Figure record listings
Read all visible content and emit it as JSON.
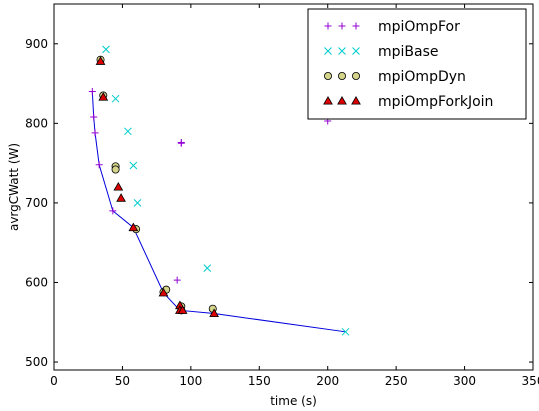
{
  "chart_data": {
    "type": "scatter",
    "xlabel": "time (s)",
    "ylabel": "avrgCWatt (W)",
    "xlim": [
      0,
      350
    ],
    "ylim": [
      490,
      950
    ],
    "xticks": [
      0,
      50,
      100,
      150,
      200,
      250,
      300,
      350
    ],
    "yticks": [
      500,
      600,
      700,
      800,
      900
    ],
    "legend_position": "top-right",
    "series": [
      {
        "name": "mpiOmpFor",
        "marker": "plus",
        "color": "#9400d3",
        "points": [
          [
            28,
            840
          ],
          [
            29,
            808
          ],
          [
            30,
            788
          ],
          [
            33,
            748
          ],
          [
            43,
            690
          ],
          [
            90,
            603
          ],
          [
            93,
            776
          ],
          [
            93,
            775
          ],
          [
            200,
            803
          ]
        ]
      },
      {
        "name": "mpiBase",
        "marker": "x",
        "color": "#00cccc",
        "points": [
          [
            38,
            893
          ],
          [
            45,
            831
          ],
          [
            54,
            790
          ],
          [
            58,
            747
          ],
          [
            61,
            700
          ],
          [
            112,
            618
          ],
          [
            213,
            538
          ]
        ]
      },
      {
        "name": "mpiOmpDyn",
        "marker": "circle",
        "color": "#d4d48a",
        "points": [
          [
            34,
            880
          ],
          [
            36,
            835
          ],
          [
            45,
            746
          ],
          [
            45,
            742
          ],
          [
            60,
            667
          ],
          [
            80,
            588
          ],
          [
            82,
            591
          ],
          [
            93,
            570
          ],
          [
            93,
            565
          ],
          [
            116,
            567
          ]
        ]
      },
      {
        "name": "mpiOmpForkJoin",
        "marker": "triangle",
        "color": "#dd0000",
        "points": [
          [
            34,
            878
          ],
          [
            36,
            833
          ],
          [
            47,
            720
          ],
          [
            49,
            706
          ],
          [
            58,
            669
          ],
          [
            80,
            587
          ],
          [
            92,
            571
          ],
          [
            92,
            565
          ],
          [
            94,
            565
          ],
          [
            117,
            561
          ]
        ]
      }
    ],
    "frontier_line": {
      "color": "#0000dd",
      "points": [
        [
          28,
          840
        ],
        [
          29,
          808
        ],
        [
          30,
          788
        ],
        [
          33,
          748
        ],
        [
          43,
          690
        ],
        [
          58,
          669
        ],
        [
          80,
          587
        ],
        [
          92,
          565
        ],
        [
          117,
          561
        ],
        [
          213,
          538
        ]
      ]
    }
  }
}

◆ WRITTEN TASK ◆
Using the records above, say how many lines include the string "name". Only the number is wanted.

◆ EXPECTED OUTPUT ◆
4